**Task prompt**
Omit the pictures, then reproduce every remaining record exactly.

**Provided records**
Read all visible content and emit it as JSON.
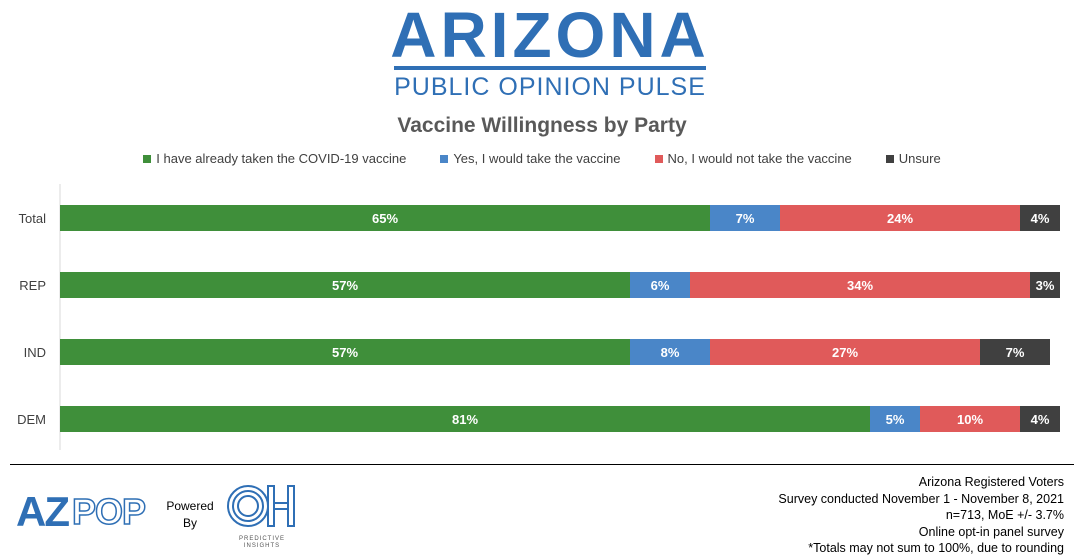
{
  "brand": {
    "title": "ARIZONA",
    "subtitle": "PUBLIC OPINION PULSE"
  },
  "footer": {
    "powered_by": "Powered By",
    "azpop_text": "AZPOP",
    "oh_text": "OH",
    "oh_caption": "PREDICTIVE INSIGHTS",
    "notes": [
      "Arizona Registered Voters",
      "Survey conducted November 1 - November 8, 2021",
      "n=713, MoE +/- 3.7%",
      "Online opt-in panel survey",
      "*Totals may not sum to 100%, due to rounding"
    ]
  },
  "colors": {
    "brand": "#2f6fb5",
    "green": "#3f8f3a",
    "blue": "#4a86c8",
    "red": "#e05a5a",
    "dark": "#404040"
  },
  "chart_data": {
    "type": "bar",
    "orientation": "horizontal",
    "stacked": true,
    "title": "Vaccine Willingness by Party",
    "categories": [
      "Total",
      "REP",
      "IND",
      "DEM"
    ],
    "series": [
      {
        "name": "I have already taken the COVID-19 vaccine",
        "color": "#3f8f3a",
        "values": [
          65,
          57,
          57,
          81
        ]
      },
      {
        "name": "Yes, I would take the vaccine",
        "color": "#4a86c8",
        "values": [
          7,
          6,
          8,
          5
        ]
      },
      {
        "name": "No, I would not take the vaccine",
        "color": "#e05a5a",
        "values": [
          24,
          34,
          27,
          10
        ]
      },
      {
        "name": "Unsure",
        "color": "#404040",
        "values": [
          4,
          3,
          7,
          4
        ]
      }
    ],
    "value_suffix": "%",
    "xlim": [
      0,
      100
    ],
    "legend": "top",
    "grid": false
  }
}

**Solution for this task**
Read all visible content and emit it as JSON.
{
  "brand": {
    "title": "ARIZONA",
    "subtitle": "PUBLIC OPINION PULSE"
  },
  "footer": {
    "powered_by": "Powered By",
    "azpop_text": "AZPOP",
    "oh_text": "OH",
    "oh_caption": "PREDICTIVE INSIGHTS",
    "notes": [
      "Arizona Registered Voters",
      "Survey conducted November 1 - November 8, 2021",
      "n=713, MoE +/- 3.7%",
      "Online opt-in panel survey",
      "*Totals may not sum to 100%, due to rounding"
    ]
  },
  "colors": {
    "brand": "#2f6fb5",
    "green": "#3f8f3a",
    "blue": "#4a86c8",
    "red": "#e05a5a",
    "dark": "#404040"
  },
  "chart_data": {
    "type": "bar",
    "orientation": "horizontal",
    "stacked": true,
    "title": "Vaccine Willingness by Party",
    "categories": [
      "Total",
      "REP",
      "IND",
      "DEM"
    ],
    "series": [
      {
        "name": "I have already taken the COVID-19 vaccine",
        "color": "#3f8f3a",
        "values": [
          65,
          57,
          57,
          81
        ]
      },
      {
        "name": "Yes, I would take the vaccine",
        "color": "#4a86c8",
        "values": [
          7,
          6,
          8,
          5
        ]
      },
      {
        "name": "No, I would not take the vaccine",
        "color": "#e05a5a",
        "values": [
          24,
          34,
          27,
          10
        ]
      },
      {
        "name": "Unsure",
        "color": "#404040",
        "values": [
          4,
          3,
          7,
          4
        ]
      }
    ],
    "value_suffix": "%",
    "xlim": [
      0,
      100
    ],
    "legend": "top",
    "grid": false
  }
}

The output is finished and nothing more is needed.